The season of giving, but when does the Court recognize a gift? A tale of properties held in trust

It is the time of gifts and love all around, as Christmas rolls right around the corner. When love is in the air, there’s no saying what the limits are when it comes to giving something to the person who makes your heart skip a beat. From a handwritten note, to a Mercedes-Benz or even an entire property bestowed to their name, the possibilities of generosity are confined only to the boundaries of one’s wallet!

Unfortunately, some gifts are “stickier” than others, with legal entanglements and usually involving larger sums of money. While gifts are understood as an object given willingly to someone without payment and are assumed not to be returned to the giver, when love fades, so will logic. This was exactly what transpired when a multi-billionaire businessman was wooing a flight attendant to the nines, and gifted a unit from The Interlace with her name documented on the purchase documents.

Unfortunately, the love was not meant to be and the businessman ordered for the apartment, car and money to be returned, exploiting a legal loophole of “held in trust” to recover his losses. But when does the Court decide what is a gift? And what happens to a gift if it is demanded back? In this article, we will be taking you through the main concept behind trust properties and how the Court handles such disputes!

Before we begin, let us finish where we started and let you in on what played out between the ex-lovers. To simplify the story, 3 things were in dispute: The Interlace Property, Mercedes-Benz and $9.5 million USD. Naturally, the woman named Ms Wang refused to return the assets, claiming them to be gifts. In his defense, Mr Xu who is the businessman claimed that the property was bought out of convenience and sympathy to “improve her living conditions”, likewise was said for the Mercedes-Benz given that Ms Wang was based in Singapore and would be better able to handle the administration. The monies totaling $9.6 million were claimed to be transferred to Ms Wang only for insulation against creditors based in China.

Simply put, Mr Xu was alluding to the claim that all 3 items were not intended as gifts, but merely held in trust and as a convenient mean of transfer for evasion of hassle and creditors. However, the Court upon evaluating all presented evidence via cross-examinations found Mr Xu’s claims of the property and Mercedes being held in trust were unsupported and incongruent with the facts of the case. Hence, it was ruled that Ms Wang only had to return the cash of $9.6 million which could be ascertained and congruent with Mr Xu’s claims of business failures, hence alluding to the possibility of trust.

::::

> WRITTEN INSTRUCTION 1
According to the article on gifts and trust, what did the Court find about Mr Xu's claims that the property and the Mercedes were held in trust?
> WRITTEN INSTRUCTION 2
Rewrite the stretch of the article on gifts and trust from "Simply put, Mr" through "possibility of trust.", changing "evidence" to "testimony".
The lines that follow are separate material and are not connected to the article on gifts and trust.

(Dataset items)
::::

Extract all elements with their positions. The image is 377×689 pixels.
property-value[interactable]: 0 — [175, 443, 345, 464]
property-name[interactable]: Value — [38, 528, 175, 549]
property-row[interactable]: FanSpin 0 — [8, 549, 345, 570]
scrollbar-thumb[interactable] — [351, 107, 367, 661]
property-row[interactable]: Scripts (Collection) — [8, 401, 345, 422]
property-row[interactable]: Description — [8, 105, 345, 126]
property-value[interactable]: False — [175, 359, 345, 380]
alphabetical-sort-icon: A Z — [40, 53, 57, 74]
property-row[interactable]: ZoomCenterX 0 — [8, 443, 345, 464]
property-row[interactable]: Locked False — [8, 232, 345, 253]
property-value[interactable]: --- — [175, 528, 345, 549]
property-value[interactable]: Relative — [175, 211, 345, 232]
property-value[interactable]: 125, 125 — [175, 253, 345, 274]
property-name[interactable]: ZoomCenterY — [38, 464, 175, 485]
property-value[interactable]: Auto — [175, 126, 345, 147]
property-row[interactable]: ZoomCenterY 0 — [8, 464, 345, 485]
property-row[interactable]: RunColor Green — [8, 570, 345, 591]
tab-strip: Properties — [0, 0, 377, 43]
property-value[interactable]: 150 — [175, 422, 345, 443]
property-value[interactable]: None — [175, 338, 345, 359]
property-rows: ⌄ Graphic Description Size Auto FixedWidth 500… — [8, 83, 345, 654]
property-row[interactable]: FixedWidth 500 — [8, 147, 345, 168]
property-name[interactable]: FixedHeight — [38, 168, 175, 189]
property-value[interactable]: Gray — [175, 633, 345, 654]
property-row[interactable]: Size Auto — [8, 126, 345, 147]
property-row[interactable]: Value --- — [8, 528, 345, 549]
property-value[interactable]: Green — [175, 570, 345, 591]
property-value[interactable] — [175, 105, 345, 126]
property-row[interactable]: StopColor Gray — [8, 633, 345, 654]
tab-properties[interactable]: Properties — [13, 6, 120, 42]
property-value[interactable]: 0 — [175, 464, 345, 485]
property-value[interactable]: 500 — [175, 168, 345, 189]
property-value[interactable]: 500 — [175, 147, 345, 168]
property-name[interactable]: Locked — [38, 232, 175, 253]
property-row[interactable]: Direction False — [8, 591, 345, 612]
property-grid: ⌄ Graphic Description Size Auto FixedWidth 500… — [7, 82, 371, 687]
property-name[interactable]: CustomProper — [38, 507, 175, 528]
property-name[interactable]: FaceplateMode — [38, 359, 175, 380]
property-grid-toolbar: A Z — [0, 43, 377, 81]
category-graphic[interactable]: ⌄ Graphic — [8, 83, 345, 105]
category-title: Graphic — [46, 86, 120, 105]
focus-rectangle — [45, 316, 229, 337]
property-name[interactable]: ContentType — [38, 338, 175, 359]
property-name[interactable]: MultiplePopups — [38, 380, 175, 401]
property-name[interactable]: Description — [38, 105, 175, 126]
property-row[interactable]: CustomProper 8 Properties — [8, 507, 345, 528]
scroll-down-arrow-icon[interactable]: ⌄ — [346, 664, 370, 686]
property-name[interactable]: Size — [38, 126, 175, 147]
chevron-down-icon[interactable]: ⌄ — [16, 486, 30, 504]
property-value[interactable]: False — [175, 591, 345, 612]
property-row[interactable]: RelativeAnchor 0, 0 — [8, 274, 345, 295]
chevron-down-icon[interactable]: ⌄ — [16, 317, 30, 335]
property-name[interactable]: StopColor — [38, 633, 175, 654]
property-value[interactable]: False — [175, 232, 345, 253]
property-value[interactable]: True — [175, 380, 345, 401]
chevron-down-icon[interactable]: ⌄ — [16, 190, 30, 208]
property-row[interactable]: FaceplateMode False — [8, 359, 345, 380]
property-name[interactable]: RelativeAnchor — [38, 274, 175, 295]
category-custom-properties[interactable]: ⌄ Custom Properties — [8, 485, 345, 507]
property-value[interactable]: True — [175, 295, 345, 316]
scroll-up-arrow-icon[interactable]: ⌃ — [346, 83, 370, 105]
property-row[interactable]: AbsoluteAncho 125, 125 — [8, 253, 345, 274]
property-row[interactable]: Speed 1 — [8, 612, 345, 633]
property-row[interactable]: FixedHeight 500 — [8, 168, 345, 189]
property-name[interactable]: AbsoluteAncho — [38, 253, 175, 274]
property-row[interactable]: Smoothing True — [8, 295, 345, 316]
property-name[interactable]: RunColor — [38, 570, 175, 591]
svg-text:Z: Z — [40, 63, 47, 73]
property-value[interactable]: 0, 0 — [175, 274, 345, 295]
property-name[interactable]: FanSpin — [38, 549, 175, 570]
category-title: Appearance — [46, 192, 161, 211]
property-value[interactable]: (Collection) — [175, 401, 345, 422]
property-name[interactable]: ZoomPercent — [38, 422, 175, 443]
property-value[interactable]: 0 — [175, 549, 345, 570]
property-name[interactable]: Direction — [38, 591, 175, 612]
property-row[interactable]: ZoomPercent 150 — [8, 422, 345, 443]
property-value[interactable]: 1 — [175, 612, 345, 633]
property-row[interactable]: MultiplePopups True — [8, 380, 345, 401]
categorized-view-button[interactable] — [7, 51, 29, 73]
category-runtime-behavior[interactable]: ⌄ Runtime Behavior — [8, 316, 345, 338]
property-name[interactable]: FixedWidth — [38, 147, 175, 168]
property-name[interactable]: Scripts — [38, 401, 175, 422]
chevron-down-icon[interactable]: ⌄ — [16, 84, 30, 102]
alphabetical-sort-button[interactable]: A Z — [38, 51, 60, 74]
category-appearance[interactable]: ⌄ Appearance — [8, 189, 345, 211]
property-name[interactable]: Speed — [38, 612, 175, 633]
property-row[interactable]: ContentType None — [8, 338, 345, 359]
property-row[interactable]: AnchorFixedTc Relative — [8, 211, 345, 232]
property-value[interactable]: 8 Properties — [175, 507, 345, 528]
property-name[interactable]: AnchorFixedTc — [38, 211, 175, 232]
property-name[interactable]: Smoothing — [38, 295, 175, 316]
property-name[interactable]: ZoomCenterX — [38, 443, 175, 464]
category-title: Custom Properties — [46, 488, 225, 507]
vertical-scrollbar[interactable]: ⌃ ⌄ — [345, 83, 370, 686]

::::

> WRITTEN SOLUTION 1
The Court found them unsupported and incongruent with the facts of the case.

> WRITTEN SOLUTION 2
Simply put, Mr Xu was alluding to the claim that all 3 items were not intended as gifts, but merely held in trust and as a convenient mean of transfer for evasion of hassle and creditors. However, the Court upon evaluating all presented testimony via cross-examinations found Mr Xu’s claims of the property and Mercedes being held in trust were unsupported and incongruent with the facts of the case. Hence, it was ruled that Ms Wang only had to return the cash of $9.6 million which could be ascertained and congruent with Mr Xu’s claims of business failures, hence alluding to the possibility of trust.